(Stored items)

# # # # #

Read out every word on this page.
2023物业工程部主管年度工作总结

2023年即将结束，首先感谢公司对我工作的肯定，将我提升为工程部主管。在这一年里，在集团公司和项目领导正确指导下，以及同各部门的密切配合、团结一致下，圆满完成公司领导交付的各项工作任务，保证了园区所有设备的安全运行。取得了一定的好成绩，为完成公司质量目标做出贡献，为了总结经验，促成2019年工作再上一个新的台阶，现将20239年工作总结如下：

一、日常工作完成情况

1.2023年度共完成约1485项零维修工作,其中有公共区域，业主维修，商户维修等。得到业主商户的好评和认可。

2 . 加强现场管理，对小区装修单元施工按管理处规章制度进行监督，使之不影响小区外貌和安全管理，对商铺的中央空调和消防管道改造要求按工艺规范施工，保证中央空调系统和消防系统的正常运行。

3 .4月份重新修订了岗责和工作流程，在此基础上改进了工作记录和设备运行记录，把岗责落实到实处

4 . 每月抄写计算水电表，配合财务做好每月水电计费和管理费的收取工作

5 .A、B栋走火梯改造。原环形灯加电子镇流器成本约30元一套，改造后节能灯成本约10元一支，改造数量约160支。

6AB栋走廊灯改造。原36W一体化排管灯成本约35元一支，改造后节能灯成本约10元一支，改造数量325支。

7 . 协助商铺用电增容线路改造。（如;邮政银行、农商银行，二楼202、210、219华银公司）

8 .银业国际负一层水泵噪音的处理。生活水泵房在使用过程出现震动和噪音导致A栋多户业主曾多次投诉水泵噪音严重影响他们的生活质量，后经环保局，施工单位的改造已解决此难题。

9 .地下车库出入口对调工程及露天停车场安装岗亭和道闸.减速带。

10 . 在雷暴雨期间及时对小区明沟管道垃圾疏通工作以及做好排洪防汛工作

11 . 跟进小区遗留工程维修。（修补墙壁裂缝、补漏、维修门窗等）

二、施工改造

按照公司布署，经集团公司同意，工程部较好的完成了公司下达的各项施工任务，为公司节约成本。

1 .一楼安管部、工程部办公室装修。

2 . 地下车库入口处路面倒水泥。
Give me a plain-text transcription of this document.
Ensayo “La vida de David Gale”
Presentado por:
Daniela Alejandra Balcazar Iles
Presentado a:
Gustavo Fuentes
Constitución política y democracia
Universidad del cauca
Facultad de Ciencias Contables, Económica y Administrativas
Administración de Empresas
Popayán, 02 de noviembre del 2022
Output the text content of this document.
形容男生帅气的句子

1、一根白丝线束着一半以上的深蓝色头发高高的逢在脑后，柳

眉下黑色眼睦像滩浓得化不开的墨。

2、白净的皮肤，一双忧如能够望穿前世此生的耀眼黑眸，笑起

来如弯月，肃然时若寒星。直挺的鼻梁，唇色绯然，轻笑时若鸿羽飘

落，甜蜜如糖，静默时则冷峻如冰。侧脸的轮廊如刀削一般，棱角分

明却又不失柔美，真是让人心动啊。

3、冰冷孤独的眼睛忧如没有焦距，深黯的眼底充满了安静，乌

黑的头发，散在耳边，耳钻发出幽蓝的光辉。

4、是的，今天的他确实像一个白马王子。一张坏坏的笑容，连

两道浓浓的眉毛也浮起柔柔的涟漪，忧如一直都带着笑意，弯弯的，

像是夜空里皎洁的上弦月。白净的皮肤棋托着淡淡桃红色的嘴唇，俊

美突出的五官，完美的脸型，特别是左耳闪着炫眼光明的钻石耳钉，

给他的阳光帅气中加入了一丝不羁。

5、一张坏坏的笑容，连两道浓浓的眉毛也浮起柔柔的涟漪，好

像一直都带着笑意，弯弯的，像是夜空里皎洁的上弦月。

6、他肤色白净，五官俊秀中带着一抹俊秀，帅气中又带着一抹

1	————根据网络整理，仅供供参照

# # # # #

▶ _Stated goal_
Transcribe the whole listing with nothing added or left out.

▶ _Final result_
Read out every word on this page.
2023物业工程部主管年度工作总结

2023年即将结束，首先感谢公司对我工作的肯定，将我提升为工程部主管。在这一年里，在集团公司和项目领导正确指导下，以及同各部门的密切配合、团结一致下，圆满完成公司领导交付的各项工作任务，保证了园区所有设备的安全运行。取得了一定的好成绩，为完成公司质量目标做出贡献，为了总结经验，促成2019年工作再上一个新的台阶，现将20239年工作总结如下：

一、日常工作完成情况

1.2023年度共完成约1485项零维修工作,其中有公共区域，业主维修，商户维修等。得到业主商户的好评和认可。

2 . 加强现场管理，对小区装修单元施工按管理处规章制度进行监督，使之不影响小区外貌和安全管理，对商铺的中央空调和消防管道改造要求按工艺规范施工，保证中央空调系统和消防系统的正常运行。

3 .4月份重新修订了岗责和工作流程，在此基础上改进了工作记录和设备运行记录，把岗责落实到实处

4 . 每月抄写计算水电表，配合财务做好每月水电计费和管理费的收取工作

5 .A、B栋走火梯改造。原环形灯加电子镇流器成本约30元一套，改造后节能灯成本约10元一支，改造数量约160支。

6AB栋走廊灯改造。原36W一体化排管灯成本约35元一支，改造后节能灯成本约10元一支，改造数量325支。

7 . 协助商铺用电增容线路改造。（如;邮政银行、农商银行，二楼202、210、219华银公司）

8 .银业国际负一层水泵噪音的处理。生活水泵房在使用过程出现震动和噪音导致A栋多户业主曾多次投诉水泵噪音严重影响他们的生活质量，后经环保局，施工单位的改造已解决此难题。

9 .地下车库出入口对调工程及露天停车场安装岗亭和道闸.减速带。

10 . 在雷暴雨期间及时对小区明沟管道垃圾疏通工作以及做好排洪防汛工作

11 . 跟进小区遗留工程维修。（修补墙壁裂缝、补漏、维修门窗等）

二、施工改造

按照公司布署，经集团公司同意，工程部较好的完成了公司下达的各项施工任务，为公司节约成本。

1 .一楼安管部、工程部办公室装修。

2 . 地下车库入口处路面倒水泥。
Give me a plain-text transcription of this document.
Ensayo “La vida de David Gale”
Presentado por:
Daniela Alejandra Balcazar Iles
Presentado a:
Gustavo Fuentes
Constitución política y democracia
Universidad del cauca
Facultad de Ciencias Contables, Económica y Administrativas
Administración de Empresas
Popayán, 02 de noviembre del 2022
Output the text content of this document.
形容男生帅气的句子

1、一根白丝线束着一半以上的深蓝色头发高高的逢在脑后，柳

眉下黑色眼睦像滩浓得化不开的墨。

2、白净的皮肤，一双忧如能够望穿前世此生的耀眼黑眸，笑起

来如弯月，肃然时若寒星。直挺的鼻梁，唇色绯然，轻笑时若鸿羽飘

落，甜蜜如糖，静默时则冷峻如冰。侧脸的轮廊如刀削一般，棱角分

明却又不失柔美，真是让人心动啊。

3、冰冷孤独的眼睛忧如没有焦距，深黯的眼底充满了安静，乌

黑的头发，散在耳边，耳钻发出幽蓝的光辉。

4、是的，今天的他确实像一个白马王子。一张坏坏的笑容，连

两道浓浓的眉毛也浮起柔柔的涟漪，忧如一直都带着笑意，弯弯的，

像是夜空里皎洁的上弦月。白净的皮肤棋托着淡淡桃红色的嘴唇，俊

美突出的五官，完美的脸型，特别是左耳闪着炫眼光明的钻石耳钉，

给他的阳光帅气中加入了一丝不羁。

5、一张坏坏的笑容，连两道浓浓的眉毛也浮起柔柔的涟漪，好

像一直都带着笑意，弯弯的，像是夜空里皎洁的上弦月。

6、他肤色白净，五官俊秀中带着一抹俊秀，帅气中又带着一抹

1	————根据网络整理，仅供供参照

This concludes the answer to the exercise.